What is expected
Starting at the first line of the listing and stopping after the line that contains "gridline-v: [464, 49, 465, 387]", write those lines out again, replacing every "xtick-mark" with "x-tick-mark" and leaving everything else unchanged.

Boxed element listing
-*-
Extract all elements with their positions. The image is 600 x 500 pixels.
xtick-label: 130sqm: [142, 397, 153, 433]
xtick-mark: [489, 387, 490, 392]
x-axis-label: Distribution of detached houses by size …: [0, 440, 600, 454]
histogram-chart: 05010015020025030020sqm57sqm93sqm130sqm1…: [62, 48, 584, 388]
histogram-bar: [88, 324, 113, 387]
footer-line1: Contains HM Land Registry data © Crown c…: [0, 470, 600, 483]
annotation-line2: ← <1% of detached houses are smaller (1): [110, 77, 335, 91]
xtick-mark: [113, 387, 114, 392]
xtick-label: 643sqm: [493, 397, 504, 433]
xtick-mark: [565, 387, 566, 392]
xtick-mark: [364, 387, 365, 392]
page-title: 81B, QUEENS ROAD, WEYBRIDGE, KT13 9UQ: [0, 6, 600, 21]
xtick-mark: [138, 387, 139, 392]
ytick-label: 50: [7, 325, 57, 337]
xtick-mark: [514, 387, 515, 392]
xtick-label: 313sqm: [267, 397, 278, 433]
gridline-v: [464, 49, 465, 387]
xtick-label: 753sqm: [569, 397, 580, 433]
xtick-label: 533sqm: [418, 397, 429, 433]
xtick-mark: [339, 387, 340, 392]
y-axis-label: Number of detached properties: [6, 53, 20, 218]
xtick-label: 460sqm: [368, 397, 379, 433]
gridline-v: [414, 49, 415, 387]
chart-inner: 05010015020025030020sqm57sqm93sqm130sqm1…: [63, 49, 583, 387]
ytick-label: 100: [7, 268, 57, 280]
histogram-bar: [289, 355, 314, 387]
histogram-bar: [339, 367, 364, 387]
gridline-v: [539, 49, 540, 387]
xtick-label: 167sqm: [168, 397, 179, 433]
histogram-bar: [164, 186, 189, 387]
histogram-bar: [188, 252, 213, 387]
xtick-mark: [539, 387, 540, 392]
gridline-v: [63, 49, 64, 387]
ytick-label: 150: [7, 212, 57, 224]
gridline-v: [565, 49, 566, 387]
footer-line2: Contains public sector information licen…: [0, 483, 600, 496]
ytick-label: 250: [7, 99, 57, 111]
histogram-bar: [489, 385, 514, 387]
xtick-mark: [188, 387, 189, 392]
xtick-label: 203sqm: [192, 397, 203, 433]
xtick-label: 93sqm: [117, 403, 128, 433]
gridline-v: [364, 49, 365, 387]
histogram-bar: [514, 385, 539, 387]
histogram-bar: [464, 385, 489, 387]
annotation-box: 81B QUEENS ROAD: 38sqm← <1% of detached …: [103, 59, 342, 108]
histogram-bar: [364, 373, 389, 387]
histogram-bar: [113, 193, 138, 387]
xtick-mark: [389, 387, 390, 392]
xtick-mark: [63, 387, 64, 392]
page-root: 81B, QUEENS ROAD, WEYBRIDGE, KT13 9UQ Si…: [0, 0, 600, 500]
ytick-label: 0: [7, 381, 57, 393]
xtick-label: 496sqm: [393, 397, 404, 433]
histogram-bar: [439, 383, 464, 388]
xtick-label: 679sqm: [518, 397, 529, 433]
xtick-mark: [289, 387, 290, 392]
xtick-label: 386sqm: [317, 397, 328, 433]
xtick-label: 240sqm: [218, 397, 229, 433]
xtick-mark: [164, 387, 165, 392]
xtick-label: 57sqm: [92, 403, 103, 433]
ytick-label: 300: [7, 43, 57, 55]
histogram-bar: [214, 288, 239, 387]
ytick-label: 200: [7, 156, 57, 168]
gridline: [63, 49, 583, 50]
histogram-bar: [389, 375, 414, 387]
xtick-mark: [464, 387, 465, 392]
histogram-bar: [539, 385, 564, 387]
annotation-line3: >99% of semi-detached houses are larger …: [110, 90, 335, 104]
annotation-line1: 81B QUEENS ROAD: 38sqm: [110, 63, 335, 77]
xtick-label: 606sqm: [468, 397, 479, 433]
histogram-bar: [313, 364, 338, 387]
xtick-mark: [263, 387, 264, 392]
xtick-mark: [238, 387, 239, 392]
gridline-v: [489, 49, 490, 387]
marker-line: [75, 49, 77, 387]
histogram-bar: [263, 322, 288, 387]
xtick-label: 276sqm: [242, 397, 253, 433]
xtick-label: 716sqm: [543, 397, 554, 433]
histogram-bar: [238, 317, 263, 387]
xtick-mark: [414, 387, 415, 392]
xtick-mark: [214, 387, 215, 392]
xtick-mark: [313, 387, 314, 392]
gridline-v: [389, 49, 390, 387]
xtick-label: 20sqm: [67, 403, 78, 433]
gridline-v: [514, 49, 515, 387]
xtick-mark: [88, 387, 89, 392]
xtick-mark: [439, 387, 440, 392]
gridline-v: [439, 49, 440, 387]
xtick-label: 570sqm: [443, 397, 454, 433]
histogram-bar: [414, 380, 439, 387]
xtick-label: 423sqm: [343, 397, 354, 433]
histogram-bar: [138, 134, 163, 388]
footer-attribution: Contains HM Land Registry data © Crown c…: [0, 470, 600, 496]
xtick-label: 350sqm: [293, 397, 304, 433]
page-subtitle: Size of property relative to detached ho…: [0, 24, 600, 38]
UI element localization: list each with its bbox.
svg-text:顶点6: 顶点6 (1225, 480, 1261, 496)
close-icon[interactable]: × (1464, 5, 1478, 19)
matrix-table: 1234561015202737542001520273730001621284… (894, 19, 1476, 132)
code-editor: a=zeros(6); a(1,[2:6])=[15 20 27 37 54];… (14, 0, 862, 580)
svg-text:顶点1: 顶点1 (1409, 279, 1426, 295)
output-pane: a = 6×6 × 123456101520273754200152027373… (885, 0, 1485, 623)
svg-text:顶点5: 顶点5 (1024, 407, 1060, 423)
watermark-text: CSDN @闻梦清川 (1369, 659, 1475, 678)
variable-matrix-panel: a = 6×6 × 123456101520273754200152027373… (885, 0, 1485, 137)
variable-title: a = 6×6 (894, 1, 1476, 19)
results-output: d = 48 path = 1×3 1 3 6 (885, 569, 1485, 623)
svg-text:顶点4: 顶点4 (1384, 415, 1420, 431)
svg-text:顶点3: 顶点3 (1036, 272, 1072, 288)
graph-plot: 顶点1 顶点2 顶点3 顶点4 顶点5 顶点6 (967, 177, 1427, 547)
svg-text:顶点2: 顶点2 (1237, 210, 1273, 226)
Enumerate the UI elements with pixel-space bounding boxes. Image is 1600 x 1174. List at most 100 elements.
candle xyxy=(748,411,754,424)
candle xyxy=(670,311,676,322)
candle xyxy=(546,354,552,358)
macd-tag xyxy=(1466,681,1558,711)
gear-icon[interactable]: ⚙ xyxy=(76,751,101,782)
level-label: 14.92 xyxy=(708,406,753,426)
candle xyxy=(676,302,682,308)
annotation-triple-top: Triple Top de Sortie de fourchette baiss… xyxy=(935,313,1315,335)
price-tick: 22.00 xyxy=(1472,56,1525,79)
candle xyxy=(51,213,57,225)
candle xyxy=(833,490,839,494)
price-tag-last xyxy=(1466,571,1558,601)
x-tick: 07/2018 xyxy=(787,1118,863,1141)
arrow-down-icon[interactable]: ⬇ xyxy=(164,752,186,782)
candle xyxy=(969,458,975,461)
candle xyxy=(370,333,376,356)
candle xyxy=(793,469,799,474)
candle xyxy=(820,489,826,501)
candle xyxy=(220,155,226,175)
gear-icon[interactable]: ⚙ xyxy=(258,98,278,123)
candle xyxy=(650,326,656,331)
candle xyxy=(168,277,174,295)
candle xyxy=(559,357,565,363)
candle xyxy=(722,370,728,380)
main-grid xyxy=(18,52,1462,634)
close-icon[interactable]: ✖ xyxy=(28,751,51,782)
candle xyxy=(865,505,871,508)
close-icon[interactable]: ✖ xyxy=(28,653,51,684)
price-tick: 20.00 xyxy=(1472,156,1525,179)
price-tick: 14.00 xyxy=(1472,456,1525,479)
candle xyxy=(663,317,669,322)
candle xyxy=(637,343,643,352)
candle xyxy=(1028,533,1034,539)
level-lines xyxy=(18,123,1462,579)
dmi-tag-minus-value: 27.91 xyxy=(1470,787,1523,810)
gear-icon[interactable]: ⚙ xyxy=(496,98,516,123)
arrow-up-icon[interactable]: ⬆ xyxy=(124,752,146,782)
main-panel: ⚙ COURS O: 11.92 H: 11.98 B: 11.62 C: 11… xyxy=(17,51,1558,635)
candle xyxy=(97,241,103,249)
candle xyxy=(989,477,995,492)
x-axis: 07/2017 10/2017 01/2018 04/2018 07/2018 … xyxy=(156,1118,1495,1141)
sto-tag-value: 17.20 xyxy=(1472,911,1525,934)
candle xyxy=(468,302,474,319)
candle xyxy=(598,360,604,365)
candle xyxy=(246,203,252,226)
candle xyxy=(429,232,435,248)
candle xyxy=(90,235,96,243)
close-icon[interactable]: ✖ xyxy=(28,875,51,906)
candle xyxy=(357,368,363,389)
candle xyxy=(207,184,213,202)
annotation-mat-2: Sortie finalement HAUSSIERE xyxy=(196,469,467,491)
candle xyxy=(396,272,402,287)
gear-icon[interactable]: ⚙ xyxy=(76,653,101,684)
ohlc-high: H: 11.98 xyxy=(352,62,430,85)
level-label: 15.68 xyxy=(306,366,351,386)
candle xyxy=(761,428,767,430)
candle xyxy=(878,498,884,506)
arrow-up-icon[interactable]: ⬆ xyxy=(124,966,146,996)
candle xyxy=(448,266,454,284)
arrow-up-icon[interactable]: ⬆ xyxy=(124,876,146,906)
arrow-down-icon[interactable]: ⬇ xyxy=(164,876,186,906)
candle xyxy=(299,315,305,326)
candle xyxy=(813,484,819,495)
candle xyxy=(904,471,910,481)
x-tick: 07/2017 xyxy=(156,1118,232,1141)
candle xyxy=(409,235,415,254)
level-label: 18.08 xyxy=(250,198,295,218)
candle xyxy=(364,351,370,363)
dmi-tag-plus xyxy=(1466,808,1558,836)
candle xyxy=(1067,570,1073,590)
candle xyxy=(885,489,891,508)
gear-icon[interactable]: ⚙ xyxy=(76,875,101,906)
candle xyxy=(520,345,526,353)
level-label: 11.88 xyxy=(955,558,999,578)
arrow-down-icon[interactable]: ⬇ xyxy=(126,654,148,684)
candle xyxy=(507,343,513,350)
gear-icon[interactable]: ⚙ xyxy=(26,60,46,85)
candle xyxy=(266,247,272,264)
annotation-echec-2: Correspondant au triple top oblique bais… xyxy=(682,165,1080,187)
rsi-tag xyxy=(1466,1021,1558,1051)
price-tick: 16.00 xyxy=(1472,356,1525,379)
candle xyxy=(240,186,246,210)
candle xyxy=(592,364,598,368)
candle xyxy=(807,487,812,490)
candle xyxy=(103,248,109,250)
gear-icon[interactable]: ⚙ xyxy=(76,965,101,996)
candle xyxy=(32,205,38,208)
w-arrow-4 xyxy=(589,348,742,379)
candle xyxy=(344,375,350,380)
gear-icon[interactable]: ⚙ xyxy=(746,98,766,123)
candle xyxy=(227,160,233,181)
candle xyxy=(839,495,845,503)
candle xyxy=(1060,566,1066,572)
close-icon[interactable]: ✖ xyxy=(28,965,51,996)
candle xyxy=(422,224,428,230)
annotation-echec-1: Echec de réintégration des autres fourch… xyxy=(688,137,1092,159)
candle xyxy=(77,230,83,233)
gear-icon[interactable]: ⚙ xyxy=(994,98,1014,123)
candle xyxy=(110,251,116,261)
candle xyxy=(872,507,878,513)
-*-
Exercise response
Extract all elements with their positions. The image is 600 x 500 pixels.
xtick-label: 130sqm: [142, 397, 153, 433]
x-tick-mark: [489, 387, 490, 392]
x-axis-label: Distribution of detached houses by size …: [0, 440, 600, 454]
histogram-chart: 05010015020025030020sqm57sqm93sqm130sqm1…: [62, 48, 584, 388]
histogram-bar: [88, 324, 113, 387]
footer-line1: Contains HM Land Registry data © Crown c…: [0, 470, 600, 483]
annotation-line2: ← <1% of detached houses are smaller (1): [110, 77, 335, 91]
x-tick-mark: [113, 387, 114, 392]
xtick-label: 643sqm: [493, 397, 504, 433]
x-tick-mark: [565, 387, 566, 392]
x-tick-mark: [364, 387, 365, 392]
page-title: 81B, QUEENS ROAD, WEYBRIDGE, KT13 9UQ: [0, 6, 600, 21]
x-tick-mark: [138, 387, 139, 392]
ytick-label: 50: [7, 325, 57, 337]
x-tick-mark: [514, 387, 515, 392]
xtick-label: 313sqm: [267, 397, 278, 433]
gridline-v: [464, 49, 465, 387]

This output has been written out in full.